_The input:_

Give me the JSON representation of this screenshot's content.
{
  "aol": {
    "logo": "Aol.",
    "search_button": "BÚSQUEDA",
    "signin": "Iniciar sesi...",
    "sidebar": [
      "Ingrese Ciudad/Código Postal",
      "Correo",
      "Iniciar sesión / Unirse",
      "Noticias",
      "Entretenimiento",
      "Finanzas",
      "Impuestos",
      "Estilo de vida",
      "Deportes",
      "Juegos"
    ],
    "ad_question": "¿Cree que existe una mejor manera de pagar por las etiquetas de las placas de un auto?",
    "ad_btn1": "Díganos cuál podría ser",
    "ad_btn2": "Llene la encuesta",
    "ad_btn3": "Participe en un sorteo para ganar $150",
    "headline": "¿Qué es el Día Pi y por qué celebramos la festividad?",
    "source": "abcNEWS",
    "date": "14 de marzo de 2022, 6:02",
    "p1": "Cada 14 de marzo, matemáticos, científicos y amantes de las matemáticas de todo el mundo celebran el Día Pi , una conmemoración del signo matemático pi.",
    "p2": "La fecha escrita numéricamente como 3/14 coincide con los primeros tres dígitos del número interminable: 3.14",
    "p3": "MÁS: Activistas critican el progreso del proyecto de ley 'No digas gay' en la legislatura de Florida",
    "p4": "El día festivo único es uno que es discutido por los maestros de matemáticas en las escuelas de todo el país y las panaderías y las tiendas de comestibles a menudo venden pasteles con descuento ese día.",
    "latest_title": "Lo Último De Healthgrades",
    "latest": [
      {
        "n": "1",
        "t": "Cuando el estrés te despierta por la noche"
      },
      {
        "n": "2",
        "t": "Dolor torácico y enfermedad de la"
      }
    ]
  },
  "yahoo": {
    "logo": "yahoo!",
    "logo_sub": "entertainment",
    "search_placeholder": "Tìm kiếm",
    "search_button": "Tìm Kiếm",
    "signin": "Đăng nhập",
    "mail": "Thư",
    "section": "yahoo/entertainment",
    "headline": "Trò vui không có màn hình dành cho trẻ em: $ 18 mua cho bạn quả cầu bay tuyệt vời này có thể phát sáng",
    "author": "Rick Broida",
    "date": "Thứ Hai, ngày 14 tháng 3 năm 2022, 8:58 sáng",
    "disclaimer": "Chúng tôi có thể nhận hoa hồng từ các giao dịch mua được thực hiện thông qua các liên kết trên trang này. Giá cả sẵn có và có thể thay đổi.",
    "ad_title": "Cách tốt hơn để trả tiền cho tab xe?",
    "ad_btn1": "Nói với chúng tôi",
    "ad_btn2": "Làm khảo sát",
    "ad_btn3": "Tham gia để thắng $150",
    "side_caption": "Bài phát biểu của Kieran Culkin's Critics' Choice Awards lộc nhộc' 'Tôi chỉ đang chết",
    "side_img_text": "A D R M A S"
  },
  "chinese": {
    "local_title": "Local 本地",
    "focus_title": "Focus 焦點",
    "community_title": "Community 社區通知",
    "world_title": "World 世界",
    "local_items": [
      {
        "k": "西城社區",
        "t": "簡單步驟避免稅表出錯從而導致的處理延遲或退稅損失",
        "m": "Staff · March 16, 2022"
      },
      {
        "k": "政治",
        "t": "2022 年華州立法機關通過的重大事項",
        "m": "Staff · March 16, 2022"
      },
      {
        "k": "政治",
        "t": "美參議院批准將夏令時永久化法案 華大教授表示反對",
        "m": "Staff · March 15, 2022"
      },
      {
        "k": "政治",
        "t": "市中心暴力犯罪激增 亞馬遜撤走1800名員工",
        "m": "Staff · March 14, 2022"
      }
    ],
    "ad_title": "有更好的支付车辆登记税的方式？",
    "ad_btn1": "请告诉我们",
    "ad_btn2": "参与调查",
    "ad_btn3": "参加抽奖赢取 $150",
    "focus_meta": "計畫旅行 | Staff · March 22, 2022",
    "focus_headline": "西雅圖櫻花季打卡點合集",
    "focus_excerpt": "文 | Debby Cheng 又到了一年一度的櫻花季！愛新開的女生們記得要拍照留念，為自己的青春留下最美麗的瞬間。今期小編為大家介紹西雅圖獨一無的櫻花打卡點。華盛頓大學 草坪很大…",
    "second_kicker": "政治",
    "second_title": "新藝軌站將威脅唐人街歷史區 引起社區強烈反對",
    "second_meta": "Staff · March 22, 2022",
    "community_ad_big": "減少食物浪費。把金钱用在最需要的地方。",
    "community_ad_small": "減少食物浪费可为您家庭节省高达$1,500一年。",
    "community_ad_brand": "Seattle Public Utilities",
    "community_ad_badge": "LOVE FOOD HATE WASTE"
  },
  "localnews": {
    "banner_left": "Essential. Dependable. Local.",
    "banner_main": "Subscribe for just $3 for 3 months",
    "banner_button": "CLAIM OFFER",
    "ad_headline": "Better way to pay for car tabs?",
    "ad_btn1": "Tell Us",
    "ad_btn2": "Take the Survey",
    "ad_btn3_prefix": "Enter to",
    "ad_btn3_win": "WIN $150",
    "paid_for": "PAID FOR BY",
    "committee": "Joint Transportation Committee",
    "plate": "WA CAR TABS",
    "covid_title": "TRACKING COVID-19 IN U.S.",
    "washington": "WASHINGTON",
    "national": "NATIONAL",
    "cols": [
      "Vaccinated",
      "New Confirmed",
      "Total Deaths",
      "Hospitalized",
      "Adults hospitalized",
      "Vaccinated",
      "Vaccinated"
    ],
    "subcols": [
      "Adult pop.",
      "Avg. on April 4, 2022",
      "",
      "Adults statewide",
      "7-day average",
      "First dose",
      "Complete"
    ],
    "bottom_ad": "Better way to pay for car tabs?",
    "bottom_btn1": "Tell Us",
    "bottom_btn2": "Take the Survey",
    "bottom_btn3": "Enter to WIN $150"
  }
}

_What the task asks:_
Extract the complete set of records unchanged.

_Final answer:_
Give me the JSON representation of this screenshot's content.
{
  "aol": {
    "logo": "Aol.",
    "search_button": "BÚSQUEDA",
    "signin": "Iniciar sesi...",
    "sidebar": [
      "Ingrese Ciudad/Código Postal",
      "Correo",
      "Iniciar sesión / Unirse",
      "Noticias",
      "Entretenimiento",
      "Finanzas",
      "Impuestos",
      "Estilo de vida",
      "Deportes",
      "Juegos"
    ],
    "ad_question": "¿Cree que existe una mejor manera de pagar por las etiquetas de las placas de un auto?",
    "ad_btn1": "Díganos cuál podría ser",
    "ad_btn2": "Llene la encuesta",
    "ad_btn3": "Participe en un sorteo para ganar $150",
    "headline": "¿Qué es el Día Pi y por qué celebramos la festividad?",
    "source": "abcNEWS",
    "date": "14 de marzo de 2022, 6:02",
    "p1": "Cada 14 de marzo, matemáticos, científicos y amantes de las matemáticas de todo el mundo celebran el Día Pi , una conmemoración del signo matemático pi.",
    "p2": "La fecha escrita numéricamente como 3/14 coincide con los primeros tres dígitos del número interminable: 3.14",
    "p3": "MÁS: Activistas critican el progreso del proyecto de ley 'No digas gay' en la legislatura de Florida",
    "p4": "El día festivo único es uno que es discutido por los maestros de matemáticas en las escuelas de todo el país y las panaderías y las tiendas de comestibles a menudo venden pasteles con descuento ese día.",
    "latest_title": "Lo Último De Healthgrades",
    "latest": [
      {
        "n": "1",
        "t": "Cuando el estrés te despierta por la noche"
      },
      {
        "n": "2",
        "t": "Dolor torácico y enfermedad de la"
      }
    ]
  },
  "yahoo": {
    "logo": "yahoo!",
    "logo_sub": "entertainment",
    "search_placeholder": "Tìm kiếm",
    "search_button": "Tìm Kiếm",
    "signin": "Đăng nhập",
    "mail": "Thư",
    "section": "yahoo/entertainment",
    "headline": "Trò vui không có màn hình dành cho trẻ em: $ 18 mua cho bạn quả cầu bay tuyệt vời này có thể phát sáng",
    "author": "Rick Broida",
    "date": "Thứ Hai, ngày 14 tháng 3 năm 2022, 8:58 sáng",
    "disclaimer": "Chúng tôi có thể nhận hoa hồng từ các giao dịch mua được thực hiện thông qua các liên kết trên trang này. Giá cả sẵn có và có thể thay đổi.",
    "ad_title": "Cách tốt hơn để trả tiền cho tab xe?",
    "ad_btn1": "Nói với chúng tôi",
    "ad_btn2": "Làm khảo sát",
    "ad_btn3": "Tham gia để thắng $150",
    "side_caption": "Bài phát biểu của Kieran Culkin's Critics' Choice Awards lộc nhộc' 'Tôi chỉ đang chết",
    "side_img_text": "A D R M A S"
  },
  "chinese": {
    "local_title": "Local 本地",
    "focus_title": "Focus 焦點",
    "community_title": "Community 社區通知",
    "world_title": "World 世界",
    "local_items": [
      {
        "k": "西城社區",
        "t": "簡單步驟避免稅表出錯從而導致的處理延遲或退稅損失",
        "m": "Staff · March 16, 2022"
      },
      {
        "k": "政治",
        "t": "2022 年華州立法機關通過的重大事項",
        "m": "Staff · March 16, 2022"
      },
      {
        "k": "政治",
        "t": "美參議院批准將夏令時永久化法案 華大教授表示反對",
        "m": "Staff · March 15, 2022"
      },
      {
        "k": "政治",
        "t": "市中心暴力犯罪激增 亞馬遜撤走1800名員工",
        "m": "Staff · March 14, 2022"
      }
    ],
    "ad_title": "有更好的支付车辆登记税的方式？",
    "ad_btn1": "请告诉我们",
    "ad_btn2": "参与调查",
    "ad_btn3": "参加抽奖赢取 $150",
    "focus_meta": "計畫旅行 | Staff · March 22, 2022",
    "focus_headline": "西雅圖櫻花季打卡點合集",
    "focus_excerpt": "文 | Debby Cheng 又到了一年一度的櫻花季！愛新開的女生們記得要拍照留念，為自己的青春留下最美麗的瞬間。今期小編為大家介紹西雅圖獨一無的櫻花打卡點。華盛頓大學 草坪很大…",
    "second_kicker": "政治",
    "second_title": "新藝軌站將威脅唐人街歷史區 引起社區強烈反對",
    "second_meta": "Staff · March 22, 2022",
    "community_ad_big": "減少食物浪費。把金钱用在最需要的地方。",
    "community_ad_small": "減少食物浪费可为您家庭节省高达$1,500一年。",
    "community_ad_brand": "Seattle Public Utilities",
    "community_ad_badge": "LOVE FOOD HATE WASTE"
  },
  "localnews": {
    "banner_left": "Essential. Dependable. Local.",
    "banner_main": "Subscribe for just $3 for 3 months",
    "banner_button": "CLAIM OFFER",
    "ad_headline": "Better way to pay for car tabs?",
    "ad_btn1": "Tell Us",
    "ad_btn2": "Take the Survey",
    "ad_btn3_prefix": "Enter to",
    "ad_btn3_win": "WIN $150",
    "paid_for": "PAID FOR BY",
    "committee": "Joint Transportation Committee",
    "plate": "WA CAR TABS",
    "covid_title": "TRACKING COVID-19 IN U.S.",
    "washington": "WASHINGTON",
    "national": "NATIONAL",
    "cols": [
      "Vaccinated",
      "New Confirmed",
      "Total Deaths",
      "Hospitalized",
      "Adults hospitalized",
      "Vaccinated",
      "Vaccinated"
    ],
    "subcols": [
      "Adult pop.",
      "Avg. on April 4, 2022",
      "",
      "Adults statewide",
      "7-day average",
      "First dose",
      "Complete"
    ],
    "bottom_ad": "Better way to pay for car tabs?",
    "bottom_btn1": "Tell Us",
    "bottom_btn2": "Take the Survey",
    "bottom_btn3": "Enter to WIN $150"
  }
}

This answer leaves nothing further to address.